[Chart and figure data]
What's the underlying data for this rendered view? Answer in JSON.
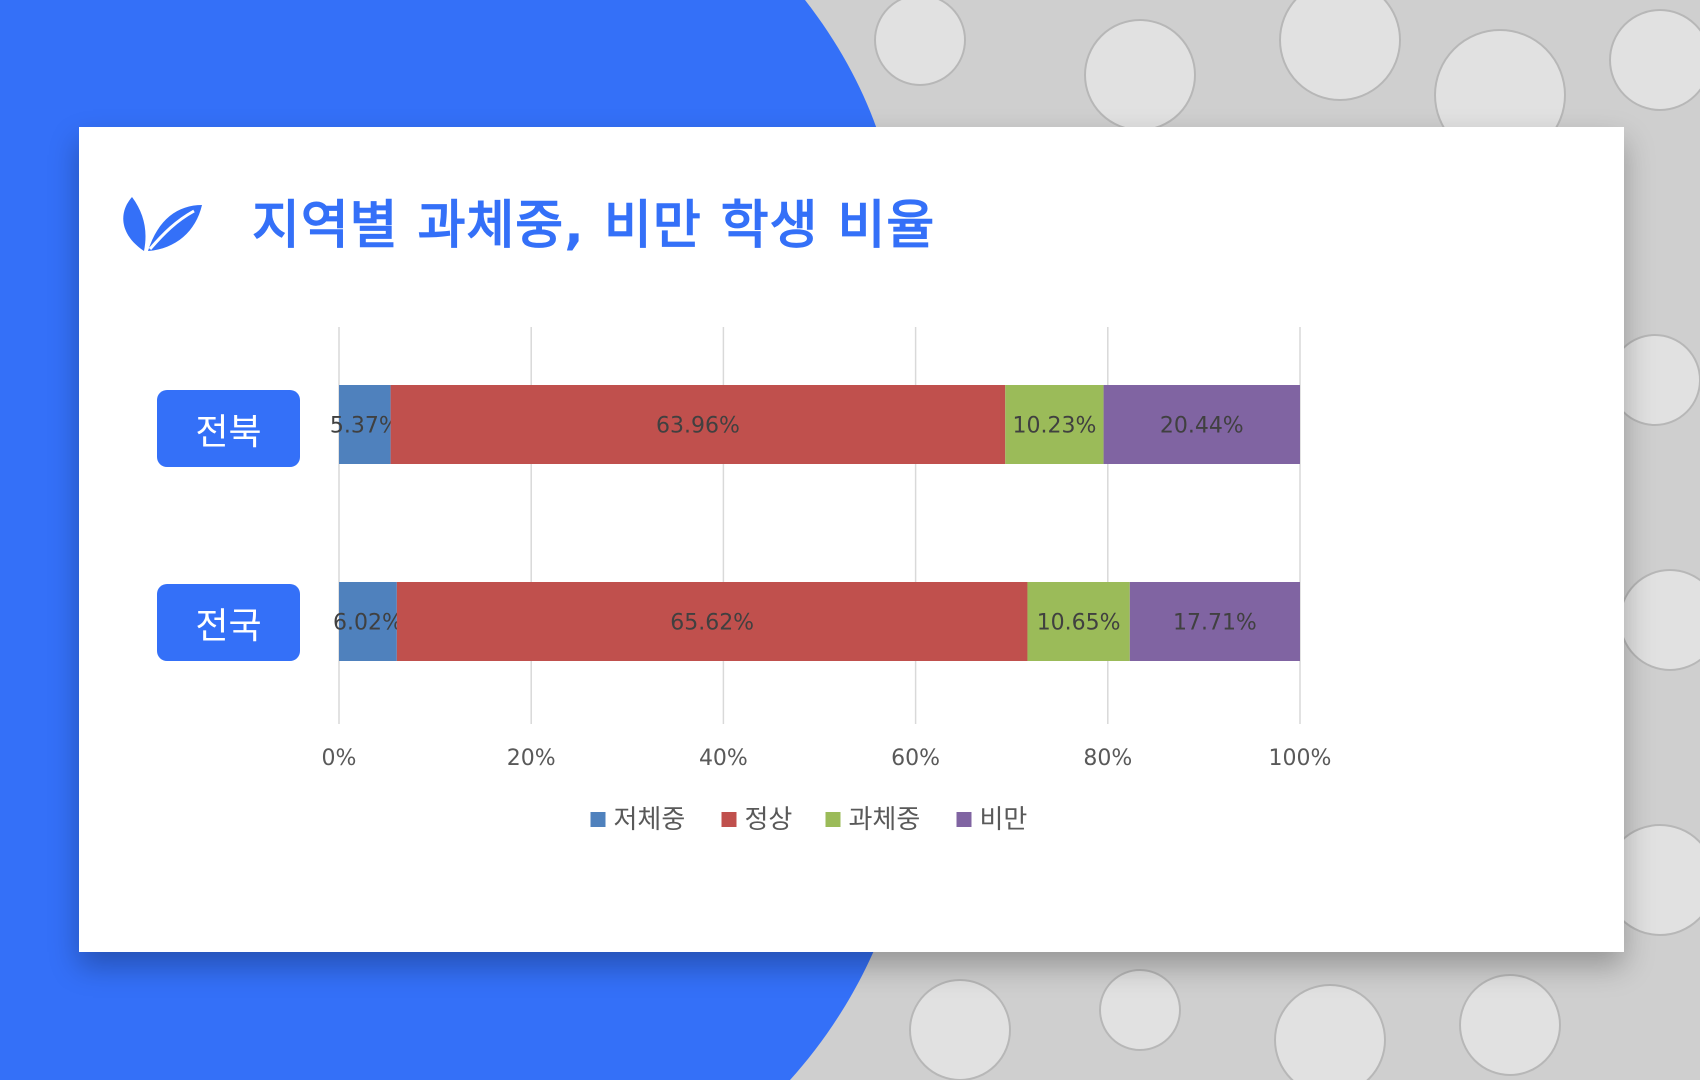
{
  "page": {
    "title": "지역별 과체중, 비만 학생 비율",
    "leaf_icon": "leaf-icon",
    "accent": "#3470f8"
  },
  "chart_data": {
    "type": "bar",
    "orientation": "horizontal",
    "stacked": "percent",
    "categories": [
      "전북",
      "전국"
    ],
    "series": [
      {
        "name": "저체중",
        "values": [
          5.37,
          6.02
        ],
        "labels": [
          "5.37%",
          "6.02%"
        ],
        "color": "#4f81bd"
      },
      {
        "name": "정상",
        "values": [
          63.96,
          65.62
        ],
        "labels": [
          "63.96%",
          "65.62%"
        ],
        "color": "#c0504d"
      },
      {
        "name": "과체중",
        "values": [
          10.23,
          10.65
        ],
        "labels": [
          "10.23%",
          "10.65%"
        ],
        "color": "#9bbb59"
      },
      {
        "name": "비만",
        "values": [
          20.44,
          17.71
        ],
        "labels": [
          "20.44%",
          "17.71%"
        ],
        "color": "#8064a2"
      }
    ],
    "xlim": [
      0,
      100
    ],
    "x_ticks": [
      "0%",
      "20%",
      "40%",
      "60%",
      "80%",
      "100%"
    ],
    "grid": true,
    "legend": "bottom"
  }
}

◆ **THE TASK**
Return all the entries word for word, but omit any pictures they contain.

◆ **SOLUTION TO THIS EXERCISE**
What's the underlying data for this rendered view? Answer in JSON.
{
  "page": {
    "title": "지역별 과체중, 비만 학생 비율",
    "leaf_icon": "leaf-icon",
    "accent": "#3470f8"
  },
  "chart_data": {
    "type": "bar",
    "orientation": "horizontal",
    "stacked": "percent",
    "categories": [
      "전북",
      "전국"
    ],
    "series": [
      {
        "name": "저체중",
        "values": [
          5.37,
          6.02
        ],
        "labels": [
          "5.37%",
          "6.02%"
        ],
        "color": "#4f81bd"
      },
      {
        "name": "정상",
        "values": [
          63.96,
          65.62
        ],
        "labels": [
          "63.96%",
          "65.62%"
        ],
        "color": "#c0504d"
      },
      {
        "name": "과체중",
        "values": [
          10.23,
          10.65
        ],
        "labels": [
          "10.23%",
          "10.65%"
        ],
        "color": "#9bbb59"
      },
      {
        "name": "비만",
        "values": [
          20.44,
          17.71
        ],
        "labels": [
          "20.44%",
          "17.71%"
        ],
        "color": "#8064a2"
      }
    ],
    "xlim": [
      0,
      100
    ],
    "x_ticks": [
      "0%",
      "20%",
      "40%",
      "60%",
      "80%",
      "100%"
    ],
    "grid": true,
    "legend": "bottom"
  }
}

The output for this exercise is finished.